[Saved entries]
## START

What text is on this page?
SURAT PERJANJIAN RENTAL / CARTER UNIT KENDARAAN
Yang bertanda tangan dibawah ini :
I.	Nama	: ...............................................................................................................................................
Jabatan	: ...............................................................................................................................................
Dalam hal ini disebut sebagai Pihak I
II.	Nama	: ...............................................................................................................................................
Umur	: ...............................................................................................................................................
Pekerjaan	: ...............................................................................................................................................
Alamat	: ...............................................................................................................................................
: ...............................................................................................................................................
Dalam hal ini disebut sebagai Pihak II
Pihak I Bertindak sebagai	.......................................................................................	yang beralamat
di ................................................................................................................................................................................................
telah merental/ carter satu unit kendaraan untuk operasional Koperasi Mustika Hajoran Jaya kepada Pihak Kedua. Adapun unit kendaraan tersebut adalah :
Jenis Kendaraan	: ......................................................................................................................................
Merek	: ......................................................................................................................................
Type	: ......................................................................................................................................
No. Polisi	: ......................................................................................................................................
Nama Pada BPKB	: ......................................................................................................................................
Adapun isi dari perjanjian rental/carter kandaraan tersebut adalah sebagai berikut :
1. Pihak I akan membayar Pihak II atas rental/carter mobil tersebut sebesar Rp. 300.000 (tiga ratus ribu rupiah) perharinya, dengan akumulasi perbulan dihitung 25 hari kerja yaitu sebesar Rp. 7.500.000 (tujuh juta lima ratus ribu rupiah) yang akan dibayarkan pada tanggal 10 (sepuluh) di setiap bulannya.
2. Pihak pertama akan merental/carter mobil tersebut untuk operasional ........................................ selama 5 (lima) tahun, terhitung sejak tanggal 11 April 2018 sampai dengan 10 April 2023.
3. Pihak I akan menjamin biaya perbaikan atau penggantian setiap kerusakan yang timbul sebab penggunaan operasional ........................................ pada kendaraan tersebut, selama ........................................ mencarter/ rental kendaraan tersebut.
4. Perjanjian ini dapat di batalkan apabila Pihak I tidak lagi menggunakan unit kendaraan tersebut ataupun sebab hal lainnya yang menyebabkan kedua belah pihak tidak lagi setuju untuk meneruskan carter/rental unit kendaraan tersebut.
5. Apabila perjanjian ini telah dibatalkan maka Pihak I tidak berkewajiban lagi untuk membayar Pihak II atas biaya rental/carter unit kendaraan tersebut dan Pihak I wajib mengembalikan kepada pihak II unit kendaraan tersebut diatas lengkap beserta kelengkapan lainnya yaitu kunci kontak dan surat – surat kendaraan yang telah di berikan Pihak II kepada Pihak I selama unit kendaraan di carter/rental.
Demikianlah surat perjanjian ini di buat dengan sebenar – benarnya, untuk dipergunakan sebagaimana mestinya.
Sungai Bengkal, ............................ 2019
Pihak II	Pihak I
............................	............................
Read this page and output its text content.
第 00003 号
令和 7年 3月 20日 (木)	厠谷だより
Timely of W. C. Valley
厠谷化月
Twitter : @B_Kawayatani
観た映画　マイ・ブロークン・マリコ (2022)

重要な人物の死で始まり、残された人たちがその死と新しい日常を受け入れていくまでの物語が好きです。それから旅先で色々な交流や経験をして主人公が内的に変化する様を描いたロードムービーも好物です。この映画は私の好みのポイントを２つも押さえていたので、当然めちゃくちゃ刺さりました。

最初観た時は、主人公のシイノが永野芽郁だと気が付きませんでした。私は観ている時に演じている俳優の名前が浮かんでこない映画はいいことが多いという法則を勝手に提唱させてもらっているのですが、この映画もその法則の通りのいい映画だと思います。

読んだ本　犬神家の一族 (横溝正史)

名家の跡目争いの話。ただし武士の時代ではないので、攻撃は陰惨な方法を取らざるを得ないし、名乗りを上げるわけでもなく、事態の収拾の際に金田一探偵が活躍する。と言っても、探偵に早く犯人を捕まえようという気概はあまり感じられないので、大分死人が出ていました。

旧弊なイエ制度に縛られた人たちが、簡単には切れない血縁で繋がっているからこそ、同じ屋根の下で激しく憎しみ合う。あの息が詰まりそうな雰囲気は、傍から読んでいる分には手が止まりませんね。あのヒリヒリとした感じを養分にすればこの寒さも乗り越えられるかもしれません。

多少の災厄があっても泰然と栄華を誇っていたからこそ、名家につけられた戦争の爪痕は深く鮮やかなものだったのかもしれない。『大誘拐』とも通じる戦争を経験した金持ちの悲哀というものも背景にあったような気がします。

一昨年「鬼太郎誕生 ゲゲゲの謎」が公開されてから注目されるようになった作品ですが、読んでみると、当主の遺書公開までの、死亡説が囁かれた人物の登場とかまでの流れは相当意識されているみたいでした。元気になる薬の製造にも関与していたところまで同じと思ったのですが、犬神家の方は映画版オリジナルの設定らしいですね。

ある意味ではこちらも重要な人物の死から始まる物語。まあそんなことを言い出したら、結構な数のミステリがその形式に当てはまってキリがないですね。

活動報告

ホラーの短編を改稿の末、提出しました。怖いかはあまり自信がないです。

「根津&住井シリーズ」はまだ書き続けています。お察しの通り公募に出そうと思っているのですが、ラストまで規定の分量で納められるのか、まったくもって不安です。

## END

• _Exercise details_
Transcribe the records above exactly, but only from the line that contains "Read this page and output its text content." through their final line, inclusive.

• _Response to the exercise_
Read this page and output its text content.
第 00003 号
令和 7年 3月 20日 (木)	厠谷だより
Timely of W. C. Valley
厠谷化月
Twitter : @B_Kawayatani
観た映画　マイ・ブロークン・マリコ (2022)

重要な人物の死で始まり、残された人たちがその死と新しい日常を受け入れていくまでの物語が好きです。それから旅先で色々な交流や経験をして主人公が内的に変化する様を描いたロードムービーも好物です。この映画は私の好みのポイントを２つも押さえていたので、当然めちゃくちゃ刺さりました。

最初観た時は、主人公のシイノが永野芽郁だと気が付きませんでした。私は観ている時に演じている俳優の名前が浮かんでこない映画はいいことが多いという法則を勝手に提唱させてもらっているのですが、この映画もその法則の通りのいい映画だと思います。

読んだ本　犬神家の一族 (横溝正史)

名家の跡目争いの話。ただし武士の時代ではないので、攻撃は陰惨な方法を取らざるを得ないし、名乗りを上げるわけでもなく、事態の収拾の際に金田一探偵が活躍する。と言っても、探偵に早く犯人を捕まえようという気概はあまり感じられないので、大分死人が出ていました。

旧弊なイエ制度に縛られた人たちが、簡単には切れない血縁で繋がっているからこそ、同じ屋根の下で激しく憎しみ合う。あの息が詰まりそうな雰囲気は、傍から読んでいる分には手が止まりませんね。あのヒリヒリとした感じを養分にすればこの寒さも乗り越えられるかもしれません。

多少の災厄があっても泰然と栄華を誇っていたからこそ、名家につけられた戦争の爪痕は深く鮮やかなものだったのかもしれない。『大誘拐』とも通じる戦争を経験した金持ちの悲哀というものも背景にあったような気がします。

一昨年「鬼太郎誕生 ゲゲゲの謎」が公開されてから注目されるようになった作品ですが、読んでみると、当主の遺書公開までの、死亡説が囁かれた人物の登場とかまでの流れは相当意識されているみたいでした。元気になる薬の製造にも関与していたところまで同じと思ったのですが、犬神家の方は映画版オリジナルの設定らしいですね。

ある意味ではこちらも重要な人物の死から始まる物語。まあそんなことを言い出したら、結構な数のミステリがその形式に当てはまってキリがないですね。

活動報告

ホラーの短編を改稿の末、提出しました。怖いかはあまり自信がないです。

「根津&住井シリーズ」はまだ書き続けています。お察しの通り公募に出そうと思っているのですが、ラストまで規定の分量で納められるのか、まったくもって不安です。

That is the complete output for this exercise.